### [REQUIRED ACTIONS]
1. Using the pianist interview, answer each question below.
(a) From what age did the pianist have a first piano teacher?
(b) What subject was the pianist studying at university?
(c) What is the title of the pianist's CD released in 2011?
2. Extend the pianist interview beyond its last sentence.

### [TEXT EXTRACT]
I have played the piano for as long as I can remember and my earliest memories of the piano were being fascinated by the black and white keys and the delight of seeing and hearing my parents playing familiar melodies in front of me.  I was then lucky to have a very enthusiastic and encouraging first piano teacher from the age of 5 who certainly instilled in me a love for the instrument.

However, I didn’t set my sights on playing the piano full-time until I was at university studying law and soon found that I was skipping lectures and seminars to practise. The tipping point for me was a performance of Rachmaninov’s Second Piano Concerto in my second year and I remember thinking to myself “wow, this is what I really want to be doing!”

Who or what were the most important influences on your playing?

My teachers Alan Rowlands, John Barstow, Ronald Smith and Peter Feuchtwanger. Also, application of the Alexander Technique has been a very important influence on my playing.

What have been the greatest challenges of your career so far?

Fitting a grand piano in my front room! Striking the balance of coping with admin, making a living and practising sufficiently.

Which performances/recordings are you most proud of? 

To date, I am most proud of my most recent CD of Liszt: Depictions  (Sleeveless SLV1005), which was released in 2011, and I believe contains my best playing so far.   There isn’t really one performance of which I am most proud, although I will always have a warm glow about my solo recital debut at Birmingham Symphony Hall when I was 22.

### [EXTRACTED INFORMATION]

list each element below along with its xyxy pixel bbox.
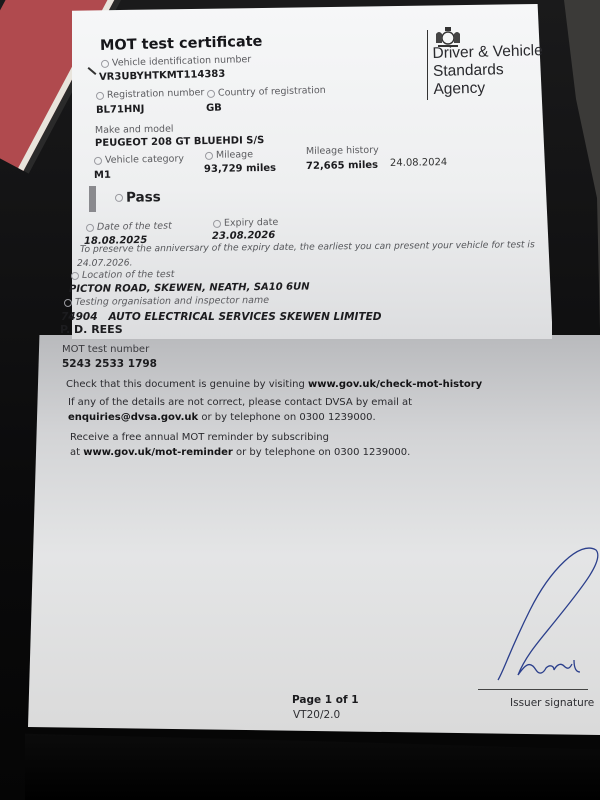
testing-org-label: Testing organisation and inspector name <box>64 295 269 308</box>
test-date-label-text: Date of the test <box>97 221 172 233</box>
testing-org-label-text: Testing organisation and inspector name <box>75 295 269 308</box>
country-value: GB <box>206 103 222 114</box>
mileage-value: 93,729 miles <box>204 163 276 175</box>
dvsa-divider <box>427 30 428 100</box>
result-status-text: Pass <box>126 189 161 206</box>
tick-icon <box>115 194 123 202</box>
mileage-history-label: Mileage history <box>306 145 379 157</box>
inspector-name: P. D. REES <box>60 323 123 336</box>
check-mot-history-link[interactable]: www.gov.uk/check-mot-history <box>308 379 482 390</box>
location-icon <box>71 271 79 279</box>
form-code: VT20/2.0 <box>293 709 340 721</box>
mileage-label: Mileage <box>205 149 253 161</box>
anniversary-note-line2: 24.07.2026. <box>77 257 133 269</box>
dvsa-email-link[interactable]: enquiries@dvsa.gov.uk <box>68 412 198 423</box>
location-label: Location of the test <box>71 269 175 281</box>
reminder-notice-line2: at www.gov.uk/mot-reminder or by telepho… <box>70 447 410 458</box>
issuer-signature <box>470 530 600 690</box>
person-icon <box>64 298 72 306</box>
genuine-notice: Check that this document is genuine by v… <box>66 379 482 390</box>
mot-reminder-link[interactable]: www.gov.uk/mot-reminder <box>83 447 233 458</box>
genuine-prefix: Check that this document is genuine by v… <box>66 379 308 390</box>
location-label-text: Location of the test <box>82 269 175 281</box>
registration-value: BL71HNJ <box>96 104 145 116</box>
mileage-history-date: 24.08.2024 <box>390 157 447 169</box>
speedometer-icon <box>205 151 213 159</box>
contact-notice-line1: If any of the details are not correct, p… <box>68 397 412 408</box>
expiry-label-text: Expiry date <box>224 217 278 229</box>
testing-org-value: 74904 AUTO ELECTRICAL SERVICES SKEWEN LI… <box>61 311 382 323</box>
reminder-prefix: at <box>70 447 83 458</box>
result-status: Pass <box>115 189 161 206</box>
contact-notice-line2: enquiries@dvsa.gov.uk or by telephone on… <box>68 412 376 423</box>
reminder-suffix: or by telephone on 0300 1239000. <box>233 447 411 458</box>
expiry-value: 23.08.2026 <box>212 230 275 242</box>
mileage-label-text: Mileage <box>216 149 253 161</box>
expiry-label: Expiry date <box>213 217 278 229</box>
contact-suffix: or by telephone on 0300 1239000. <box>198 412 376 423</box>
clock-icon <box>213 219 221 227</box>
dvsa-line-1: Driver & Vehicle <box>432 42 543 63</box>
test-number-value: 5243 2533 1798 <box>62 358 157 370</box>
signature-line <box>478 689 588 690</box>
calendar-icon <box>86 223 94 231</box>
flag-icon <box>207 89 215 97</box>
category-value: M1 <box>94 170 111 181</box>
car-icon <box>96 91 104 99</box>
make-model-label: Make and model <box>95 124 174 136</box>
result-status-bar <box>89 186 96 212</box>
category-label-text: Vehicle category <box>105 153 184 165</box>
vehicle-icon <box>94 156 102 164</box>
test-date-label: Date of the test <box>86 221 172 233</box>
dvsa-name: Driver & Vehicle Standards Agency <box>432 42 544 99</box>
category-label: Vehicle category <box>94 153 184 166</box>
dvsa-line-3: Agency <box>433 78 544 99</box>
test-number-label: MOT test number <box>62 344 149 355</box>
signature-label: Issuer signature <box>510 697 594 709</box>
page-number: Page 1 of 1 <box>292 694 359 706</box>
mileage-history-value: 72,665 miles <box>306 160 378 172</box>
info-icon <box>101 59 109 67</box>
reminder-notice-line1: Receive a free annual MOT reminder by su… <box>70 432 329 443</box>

### [OUTPUTS BY TASK]
1.
(a) From the age of 5.
(b) Law.
(c) Liszt: Depictions.

2.
Do you have a favourite concert venue to perform in? 

Wigmore Hall, for its piano(s), acoustic and audiences.

Favourite pieces to perform? Listen to? 

I adore playing Chopin, for the sensation that his music creates in the hand, and his wonderful combination of harmonic invention, breathtaking melody and virtuosity. I seem to find myself reaching more and more for symphonic music to listen to, for the ultimate range of colour and expression, which we pianists are constantly striving to conjour up from our solitary percussion instrument!

Who are your favourite musicians?

Horowitz, Rubenstein, Richter and Clara Haskill, Barenboim and Ashkenazy…   By sheer coincidence, they are all pianists.

What is your most memorable concert experience?

My RPO debut with Beethoven 5th piano concerto

What do you consider to be the most important ideas and concepts to impart to aspiring musicians?

After recently dispatching a wide-eyed pupil off into the profession, I gave him the following advice, (and I would do the same to anyone considering embarking on a career as a performer):

  • Aim to be the very best you can be.
  • Invite criticism and take it willingly!
  • Work (practise) hard and meet people,
  • Take every opportunity to perform and listen to others perform.
  • Play chamber music…
  • Teach!
  • Think creatively; create opportunities
  • Don’t wait to ‘be discovered’
  • Don’t leave a performing career to the lottery of international competitions alone…

Where would you like to be in 10 years’ time?

Performing… somewhere….

What is your idea of perfect happiness?

1 year with NOTHING to do but practise

What is your most treasured possession?

My fingers

What do you enjoy doing most?

Spending time with my wife,  playing the piano, listening to music, exercising, travelling, socialising………planning and executing successful projects!

What is your present state of mind?

Motivated, grateful and positive

 

Warren studied at the Royal College of Music where he won numerous postgraduate prizes including a Countess of Munster Award and the French Piano Music Prize.  He then took further private studies with Peter Feuchtwanger and the late Ronald Smith.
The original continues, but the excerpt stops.